BEGIN Dataset excerpts

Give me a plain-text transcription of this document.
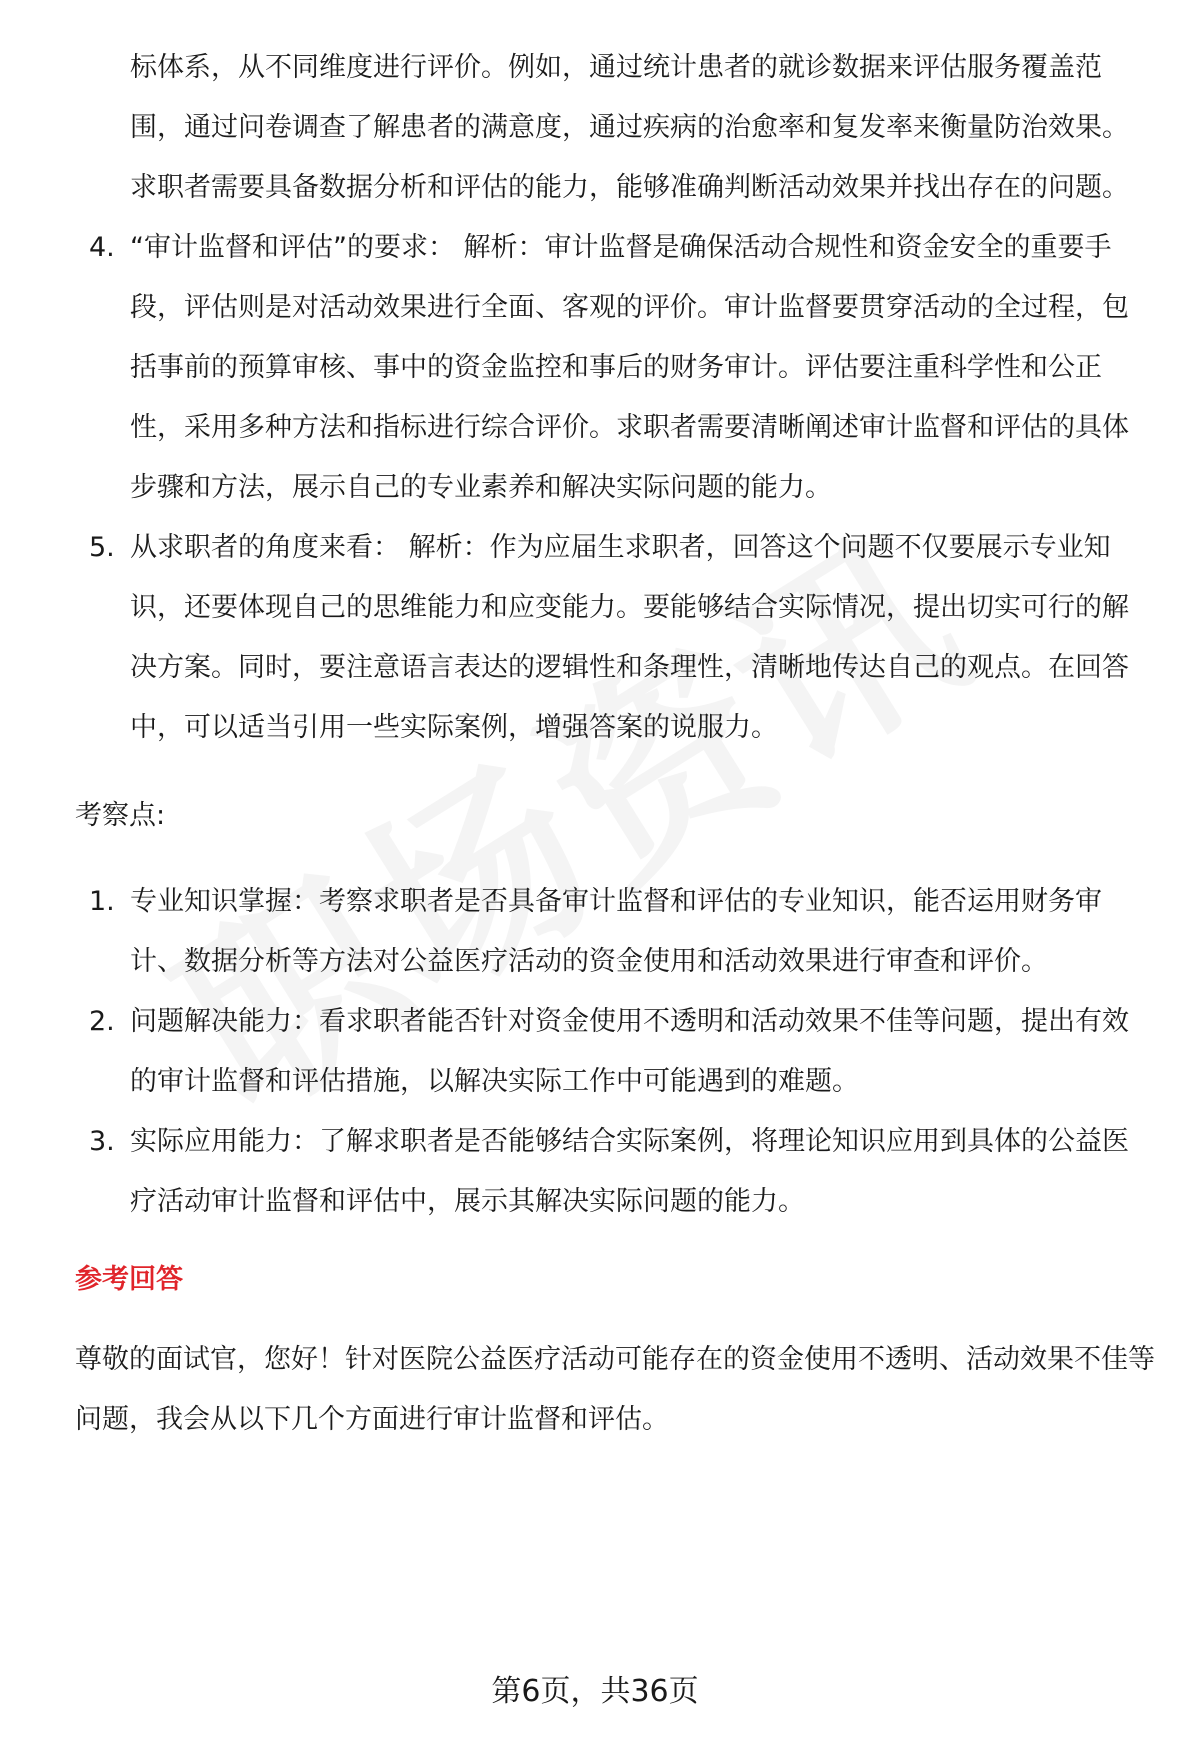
标体系，从不同维度进行评价。例如，通过统计患者的就诊数据来评估服务覆盖范围，通过问卷调查了解患者的满意度，通过疾病的治愈率和复发率来衡量防治效果。求职者需要具备数据分析和评估的能力，能够准确判断活动效果并找出存在的问题。

4. “审计监督和评估”的要求： 解析：审计监督是确保活动合规性和资金安全的重要手段，评估则是对活动效果进行全面、客观的评价。审计监督要贯穿活动的全过程，包括事前的预算审核、事中的资金监控和事后的财务审计。评估要注重科学性和公正性，采用多种方法和指标进行综合评价。求职者需要清晰阐述审计监督和评估的具体步骤和方法，展示自己的专业素养和解决实际问题的能力。
5. 从求职者的角度来看： 解析：作为应届生求职者，回答这个问题不仅要展示专业知识，还要体现自己的思维能力和应变能力。要能够结合实际情况，提出切实可行的解决方案。同时，要注意语言表达的逻辑性和条理性，清晰地传达自己的观点。在回答中，可以适当引用一些实际案例，增强答案的说服力。

考察点:

1. 专业知识掌握：考察求职者是否具备审计监督和评估的专业知识，能否运用财务审计、数据分析等方法对公益医疗活动的资金使用和活动效果进行审查和评价。
2. 问题解决能力：看求职者能否针对资金使用不透明和活动效果不佳等问题，提出有效的审计监督和评估措施，以解决实际工作中可能遇到的难题。
3. 实际应用能力：了解求职者是否能够结合实际案例，将理论知识应用到具体的公益医疗活动审计监督和评估中，展示其解决实际问题的能力。

参考回答

尊敬的面试官，您好！针对医院公益医疗活动可能存在的资金使用不透明、活动效果不佳等问题，我会从以下几个方面进行审计监督和评估。

第6页，共36页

END Dataset excerpts

• [What is required] Set the pictures aside and transcribe the data above exactly.

• [Written solution]
Give me a plain-text transcription of this document.
标体系，从不同维度进行评价。例如，通过统计患者的就诊数据来评估服务覆盖范围，通过问卷调查了解患者的满意度，通过疾病的治愈率和复发率来衡量防治效果。求职者需要具备数据分析和评估的能力，能够准确判断活动效果并找出存在的问题。

4. “审计监督和评估”的要求： 解析：审计监督是确保活动合规性和资金安全的重要手段，评估则是对活动效果进行全面、客观的评价。审计监督要贯穿活动的全过程，包括事前的预算审核、事中的资金监控和事后的财务审计。评估要注重科学性和公正性，采用多种方法和指标进行综合评价。求职者需要清晰阐述审计监督和评估的具体步骤和方法，展示自己的专业素养和解决实际问题的能力。
5. 从求职者的角度来看： 解析：作为应届生求职者，回答这个问题不仅要展示专业知识，还要体现自己的思维能力和应变能力。要能够结合实际情况，提出切实可行的解决方案。同时，要注意语言表达的逻辑性和条理性，清晰地传达自己的观点。在回答中，可以适当引用一些实际案例，增强答案的说服力。

考察点:

1. 专业知识掌握：考察求职者是否具备审计监督和评估的专业知识，能否运用财务审计、数据分析等方法对公益医疗活动的资金使用和活动效果进行审查和评价。
2. 问题解决能力：看求职者能否针对资金使用不透明和活动效果不佳等问题，提出有效的审计监督和评估措施，以解决实际工作中可能遇到的难题。
3. 实际应用能力：了解求职者是否能够结合实际案例，将理论知识应用到具体的公益医疗活动审计监督和评估中，展示其解决实际问题的能力。

参考回答

尊敬的面试官，您好！针对医院公益医疗活动可能存在的资金使用不透明、活动效果不佳等问题，我会从以下几个方面进行审计监督和评估。

第6页，共36页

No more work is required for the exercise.